**Direction**
Set down each record below precisely, skipping the pictures.

**Material provided**
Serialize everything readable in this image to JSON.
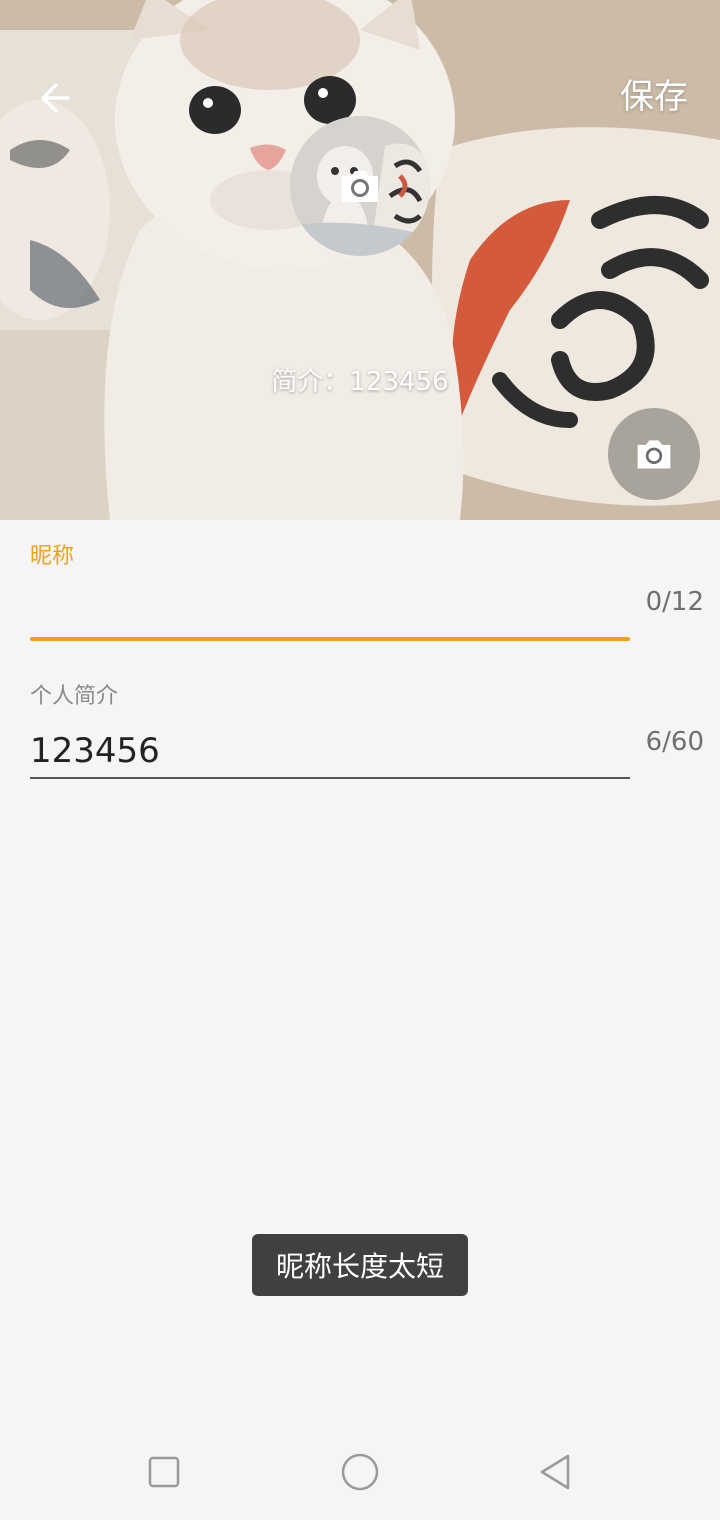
{
  "header": {
    "save_label": "保存",
    "bio_preview": "简介：123456"
  },
  "form": {
    "nickname": {
      "label": "昵称",
      "value": "",
      "counter": "0/12"
    },
    "intro": {
      "label": "个人简介",
      "value": "123456",
      "counter": "6/60"
    }
  },
  "toast": {
    "message": "昵称长度太短"
  },
  "colors": {
    "accent": "#f0a11e",
    "toast_bg": "#404040",
    "page_bg": "#f5f5f5"
  },
  "icons": {
    "back": "arrow-left-icon",
    "avatar_camera": "camera-icon",
    "cover_camera": "camera-icon",
    "nav_recent": "square-icon",
    "nav_home": "circle-icon",
    "nav_back": "triangle-icon"
  }
}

**Answer below**
Serialize everything readable in this image to JSON.
{
  "header": {
    "save_label": "保存",
    "bio_preview": "简介：123456"
  },
  "form": {
    "nickname": {
      "label": "昵称",
      "value": "",
      "counter": "0/12"
    },
    "intro": {
      "label": "个人简介",
      "value": "123456",
      "counter": "6/60"
    }
  },
  "toast": {
    "message": "昵称长度太短"
  },
  "colors": {
    "accent": "#f0a11e",
    "toast_bg": "#404040",
    "page_bg": "#f5f5f5"
  },
  "icons": {
    "back": "arrow-left-icon",
    "avatar_camera": "camera-icon",
    "cover_camera": "camera-icon",
    "nav_recent": "square-icon",
    "nav_home": "circle-icon",
    "nav_back": "triangle-icon"
  }
}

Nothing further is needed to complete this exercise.